GIVEN EXERCISE
Reproduce the rows verbatim, from the first one through the row that contains "226, 165, 238]".

INPUT FOR THIS TASK
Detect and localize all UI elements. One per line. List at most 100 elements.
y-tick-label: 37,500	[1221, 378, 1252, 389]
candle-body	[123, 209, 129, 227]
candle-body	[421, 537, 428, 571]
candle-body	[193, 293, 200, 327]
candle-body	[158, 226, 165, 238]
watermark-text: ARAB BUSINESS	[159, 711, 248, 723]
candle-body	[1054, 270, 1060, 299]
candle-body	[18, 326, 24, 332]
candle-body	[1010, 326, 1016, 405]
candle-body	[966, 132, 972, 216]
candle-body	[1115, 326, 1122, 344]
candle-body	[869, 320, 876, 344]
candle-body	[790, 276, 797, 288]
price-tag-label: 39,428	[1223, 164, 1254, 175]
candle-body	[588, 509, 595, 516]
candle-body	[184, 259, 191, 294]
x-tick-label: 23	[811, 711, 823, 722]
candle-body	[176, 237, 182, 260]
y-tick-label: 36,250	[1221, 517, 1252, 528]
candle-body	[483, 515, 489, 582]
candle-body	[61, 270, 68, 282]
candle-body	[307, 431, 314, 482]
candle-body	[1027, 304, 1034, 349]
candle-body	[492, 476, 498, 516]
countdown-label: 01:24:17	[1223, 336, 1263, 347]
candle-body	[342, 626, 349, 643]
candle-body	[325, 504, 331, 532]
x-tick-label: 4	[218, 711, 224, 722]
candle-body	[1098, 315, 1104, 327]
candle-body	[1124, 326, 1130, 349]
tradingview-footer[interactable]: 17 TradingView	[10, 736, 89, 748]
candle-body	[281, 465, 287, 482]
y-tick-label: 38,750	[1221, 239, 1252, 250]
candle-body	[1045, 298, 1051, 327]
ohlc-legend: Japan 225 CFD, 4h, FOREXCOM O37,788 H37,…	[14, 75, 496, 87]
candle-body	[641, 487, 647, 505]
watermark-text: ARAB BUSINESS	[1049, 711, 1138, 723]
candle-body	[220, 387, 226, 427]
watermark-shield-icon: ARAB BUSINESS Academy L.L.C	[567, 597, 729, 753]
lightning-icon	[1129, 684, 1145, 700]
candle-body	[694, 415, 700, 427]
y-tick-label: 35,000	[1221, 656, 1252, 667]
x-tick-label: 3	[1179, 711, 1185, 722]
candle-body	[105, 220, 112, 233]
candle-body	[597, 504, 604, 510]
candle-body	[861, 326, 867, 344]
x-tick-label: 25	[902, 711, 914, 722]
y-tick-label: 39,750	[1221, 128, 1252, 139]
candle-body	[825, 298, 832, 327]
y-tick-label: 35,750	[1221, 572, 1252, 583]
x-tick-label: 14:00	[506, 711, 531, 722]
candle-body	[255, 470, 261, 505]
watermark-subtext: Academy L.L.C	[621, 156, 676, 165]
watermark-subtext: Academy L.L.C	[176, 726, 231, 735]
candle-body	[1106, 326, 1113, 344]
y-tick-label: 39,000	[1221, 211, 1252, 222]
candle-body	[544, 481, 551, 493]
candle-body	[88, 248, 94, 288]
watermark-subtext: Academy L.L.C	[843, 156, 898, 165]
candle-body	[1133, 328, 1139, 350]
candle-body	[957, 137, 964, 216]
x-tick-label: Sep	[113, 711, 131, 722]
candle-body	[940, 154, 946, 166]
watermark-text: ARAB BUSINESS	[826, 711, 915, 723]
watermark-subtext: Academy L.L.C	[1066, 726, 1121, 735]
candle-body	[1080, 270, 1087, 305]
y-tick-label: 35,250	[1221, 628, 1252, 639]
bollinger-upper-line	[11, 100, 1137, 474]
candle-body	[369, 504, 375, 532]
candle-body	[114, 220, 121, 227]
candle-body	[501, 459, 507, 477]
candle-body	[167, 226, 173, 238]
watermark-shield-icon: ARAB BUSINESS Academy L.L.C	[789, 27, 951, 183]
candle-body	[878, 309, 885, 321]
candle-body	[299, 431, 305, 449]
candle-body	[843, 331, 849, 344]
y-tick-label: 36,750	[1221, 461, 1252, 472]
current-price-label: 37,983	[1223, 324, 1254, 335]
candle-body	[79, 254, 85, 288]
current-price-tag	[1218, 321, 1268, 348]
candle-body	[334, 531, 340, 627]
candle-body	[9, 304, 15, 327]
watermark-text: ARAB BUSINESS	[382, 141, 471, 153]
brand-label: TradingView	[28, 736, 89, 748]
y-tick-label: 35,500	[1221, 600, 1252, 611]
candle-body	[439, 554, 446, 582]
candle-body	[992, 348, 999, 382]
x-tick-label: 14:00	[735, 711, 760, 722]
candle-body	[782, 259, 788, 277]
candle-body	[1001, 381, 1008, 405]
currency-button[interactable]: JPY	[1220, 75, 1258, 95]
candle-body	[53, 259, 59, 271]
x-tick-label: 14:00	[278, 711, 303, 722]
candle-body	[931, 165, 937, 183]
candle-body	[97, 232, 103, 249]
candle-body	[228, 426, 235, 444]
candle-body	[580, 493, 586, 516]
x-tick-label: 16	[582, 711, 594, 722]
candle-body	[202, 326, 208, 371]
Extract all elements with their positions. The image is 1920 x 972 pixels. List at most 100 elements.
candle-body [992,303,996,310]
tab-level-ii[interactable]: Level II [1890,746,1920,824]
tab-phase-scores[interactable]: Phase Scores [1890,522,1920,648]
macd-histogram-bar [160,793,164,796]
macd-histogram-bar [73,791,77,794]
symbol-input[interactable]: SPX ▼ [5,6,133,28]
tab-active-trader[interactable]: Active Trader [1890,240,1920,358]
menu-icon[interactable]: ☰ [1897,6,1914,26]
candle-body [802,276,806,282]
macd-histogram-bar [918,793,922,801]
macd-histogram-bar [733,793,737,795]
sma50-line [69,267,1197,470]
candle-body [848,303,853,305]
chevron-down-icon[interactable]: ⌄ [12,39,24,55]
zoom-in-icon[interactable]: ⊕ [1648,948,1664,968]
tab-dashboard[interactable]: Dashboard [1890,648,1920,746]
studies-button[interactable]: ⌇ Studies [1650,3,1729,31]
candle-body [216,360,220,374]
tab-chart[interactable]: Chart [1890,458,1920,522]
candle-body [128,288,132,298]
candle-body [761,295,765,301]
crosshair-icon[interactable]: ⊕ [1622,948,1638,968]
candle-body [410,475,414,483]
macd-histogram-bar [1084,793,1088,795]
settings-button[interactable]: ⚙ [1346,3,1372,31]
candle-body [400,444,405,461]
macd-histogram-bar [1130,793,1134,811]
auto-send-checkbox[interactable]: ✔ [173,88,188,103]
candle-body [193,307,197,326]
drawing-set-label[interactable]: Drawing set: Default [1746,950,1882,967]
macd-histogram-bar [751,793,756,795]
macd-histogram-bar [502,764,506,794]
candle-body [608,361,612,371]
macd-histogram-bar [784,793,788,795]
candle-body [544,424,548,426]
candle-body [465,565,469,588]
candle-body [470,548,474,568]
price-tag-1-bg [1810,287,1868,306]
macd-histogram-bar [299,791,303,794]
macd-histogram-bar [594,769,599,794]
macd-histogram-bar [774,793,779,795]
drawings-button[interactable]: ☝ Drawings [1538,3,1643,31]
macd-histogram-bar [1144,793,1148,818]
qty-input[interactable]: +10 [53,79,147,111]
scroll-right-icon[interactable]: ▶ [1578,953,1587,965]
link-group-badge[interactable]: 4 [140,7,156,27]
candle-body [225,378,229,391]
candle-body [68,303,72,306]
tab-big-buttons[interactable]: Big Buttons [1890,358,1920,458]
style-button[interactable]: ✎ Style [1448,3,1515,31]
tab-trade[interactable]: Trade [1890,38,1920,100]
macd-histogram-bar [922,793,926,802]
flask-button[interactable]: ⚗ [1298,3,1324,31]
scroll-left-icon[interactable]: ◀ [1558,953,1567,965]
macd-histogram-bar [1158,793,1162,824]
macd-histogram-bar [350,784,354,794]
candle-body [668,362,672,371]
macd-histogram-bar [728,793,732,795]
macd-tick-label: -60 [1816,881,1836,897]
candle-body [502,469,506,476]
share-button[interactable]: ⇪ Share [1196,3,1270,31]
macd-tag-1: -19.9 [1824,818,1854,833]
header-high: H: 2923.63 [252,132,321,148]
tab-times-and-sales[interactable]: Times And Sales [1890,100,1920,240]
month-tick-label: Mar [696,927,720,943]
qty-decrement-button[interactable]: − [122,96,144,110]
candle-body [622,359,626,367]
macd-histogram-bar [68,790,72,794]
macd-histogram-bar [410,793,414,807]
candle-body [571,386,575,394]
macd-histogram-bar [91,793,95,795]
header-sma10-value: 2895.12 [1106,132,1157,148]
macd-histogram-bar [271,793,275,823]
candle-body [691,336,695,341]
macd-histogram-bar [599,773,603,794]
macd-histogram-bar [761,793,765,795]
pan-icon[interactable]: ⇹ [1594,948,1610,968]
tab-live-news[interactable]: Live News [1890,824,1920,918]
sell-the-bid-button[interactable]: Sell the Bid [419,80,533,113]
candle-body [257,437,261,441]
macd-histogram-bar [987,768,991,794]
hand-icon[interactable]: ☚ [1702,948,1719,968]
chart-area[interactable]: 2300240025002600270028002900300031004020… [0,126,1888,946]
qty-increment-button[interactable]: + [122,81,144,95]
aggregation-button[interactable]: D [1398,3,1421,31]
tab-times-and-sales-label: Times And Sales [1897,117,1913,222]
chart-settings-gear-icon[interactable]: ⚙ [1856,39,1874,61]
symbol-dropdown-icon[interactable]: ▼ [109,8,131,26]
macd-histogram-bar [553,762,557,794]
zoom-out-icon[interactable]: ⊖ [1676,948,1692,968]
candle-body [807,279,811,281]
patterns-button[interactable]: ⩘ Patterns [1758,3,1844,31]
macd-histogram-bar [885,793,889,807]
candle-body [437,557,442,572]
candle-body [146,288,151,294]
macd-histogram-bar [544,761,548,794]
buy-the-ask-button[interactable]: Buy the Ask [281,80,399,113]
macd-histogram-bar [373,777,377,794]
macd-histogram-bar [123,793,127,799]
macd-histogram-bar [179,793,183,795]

EXPECTED ANSWER
Detect and localize all UI elements. One per line. List at most 100 elements.
y-tick-label: 37,500	[1221, 378, 1252, 389]
candle-body	[123, 209, 129, 227]
candle-body	[421, 537, 428, 571]
candle-body	[193, 293, 200, 327]
candle-body	[158, 226, 165, 238]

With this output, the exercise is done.